» What this task involves
Where the string "обязательными" occurs in the material below, report the whole line.

» Entries
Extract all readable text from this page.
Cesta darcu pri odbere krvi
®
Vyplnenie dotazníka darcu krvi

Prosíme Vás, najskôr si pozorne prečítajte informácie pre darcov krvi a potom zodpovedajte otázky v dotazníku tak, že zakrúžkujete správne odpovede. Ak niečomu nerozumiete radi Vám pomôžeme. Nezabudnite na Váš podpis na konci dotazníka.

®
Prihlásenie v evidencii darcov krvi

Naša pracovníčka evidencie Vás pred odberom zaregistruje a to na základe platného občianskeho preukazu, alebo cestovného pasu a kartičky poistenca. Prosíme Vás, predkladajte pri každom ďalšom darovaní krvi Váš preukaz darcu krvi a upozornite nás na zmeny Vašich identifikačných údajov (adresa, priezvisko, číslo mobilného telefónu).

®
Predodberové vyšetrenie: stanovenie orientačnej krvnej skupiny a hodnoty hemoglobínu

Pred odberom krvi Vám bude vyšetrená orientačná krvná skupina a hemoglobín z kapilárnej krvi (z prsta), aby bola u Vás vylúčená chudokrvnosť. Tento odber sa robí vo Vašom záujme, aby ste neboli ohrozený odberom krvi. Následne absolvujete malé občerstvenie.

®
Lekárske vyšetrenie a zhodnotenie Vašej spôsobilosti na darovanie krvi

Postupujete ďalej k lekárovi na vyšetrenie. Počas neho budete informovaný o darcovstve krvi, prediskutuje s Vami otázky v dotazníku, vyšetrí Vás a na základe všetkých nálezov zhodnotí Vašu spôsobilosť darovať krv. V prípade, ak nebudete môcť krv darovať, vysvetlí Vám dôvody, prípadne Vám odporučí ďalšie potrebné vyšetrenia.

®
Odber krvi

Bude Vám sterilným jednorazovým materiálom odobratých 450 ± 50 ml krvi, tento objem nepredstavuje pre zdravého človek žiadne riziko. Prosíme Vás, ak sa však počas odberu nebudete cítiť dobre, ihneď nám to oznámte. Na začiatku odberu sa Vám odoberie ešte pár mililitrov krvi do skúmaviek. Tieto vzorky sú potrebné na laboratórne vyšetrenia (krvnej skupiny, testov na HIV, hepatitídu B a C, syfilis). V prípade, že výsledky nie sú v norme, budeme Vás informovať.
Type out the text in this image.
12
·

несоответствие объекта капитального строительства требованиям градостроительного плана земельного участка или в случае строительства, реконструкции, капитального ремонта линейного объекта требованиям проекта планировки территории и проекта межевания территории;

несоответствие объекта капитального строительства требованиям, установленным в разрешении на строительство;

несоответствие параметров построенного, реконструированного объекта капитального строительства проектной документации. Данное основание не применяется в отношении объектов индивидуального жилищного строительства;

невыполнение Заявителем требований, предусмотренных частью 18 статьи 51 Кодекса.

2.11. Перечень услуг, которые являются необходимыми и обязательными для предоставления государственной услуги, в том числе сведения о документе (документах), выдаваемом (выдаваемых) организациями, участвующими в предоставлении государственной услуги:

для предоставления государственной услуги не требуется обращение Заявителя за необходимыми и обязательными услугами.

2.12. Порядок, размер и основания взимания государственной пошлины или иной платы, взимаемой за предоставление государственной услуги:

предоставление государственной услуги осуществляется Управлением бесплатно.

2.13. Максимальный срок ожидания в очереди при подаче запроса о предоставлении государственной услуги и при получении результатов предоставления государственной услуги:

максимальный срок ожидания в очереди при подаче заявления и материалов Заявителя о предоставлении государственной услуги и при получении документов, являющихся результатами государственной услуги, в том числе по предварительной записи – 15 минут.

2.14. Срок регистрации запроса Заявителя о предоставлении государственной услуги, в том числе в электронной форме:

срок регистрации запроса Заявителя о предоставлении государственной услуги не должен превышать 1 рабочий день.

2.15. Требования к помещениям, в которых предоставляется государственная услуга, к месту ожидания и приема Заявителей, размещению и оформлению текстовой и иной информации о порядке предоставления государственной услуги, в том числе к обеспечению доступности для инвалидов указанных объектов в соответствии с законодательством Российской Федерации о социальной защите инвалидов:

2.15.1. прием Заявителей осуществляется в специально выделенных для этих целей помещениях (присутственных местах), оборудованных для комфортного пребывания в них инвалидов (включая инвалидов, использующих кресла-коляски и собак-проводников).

» The solution
2.11. Перечень услуг, которые являются необходимыми и обязательными для предоставления государственной услуги, в том числе сведения о документе (документах), выдаваемом (выдаваемых) организациями, участвующими в предоставлении государственной услуги:
для предоставления государственной услуги не требуется обращение Заявителя за необходимыми и обязательными услугами.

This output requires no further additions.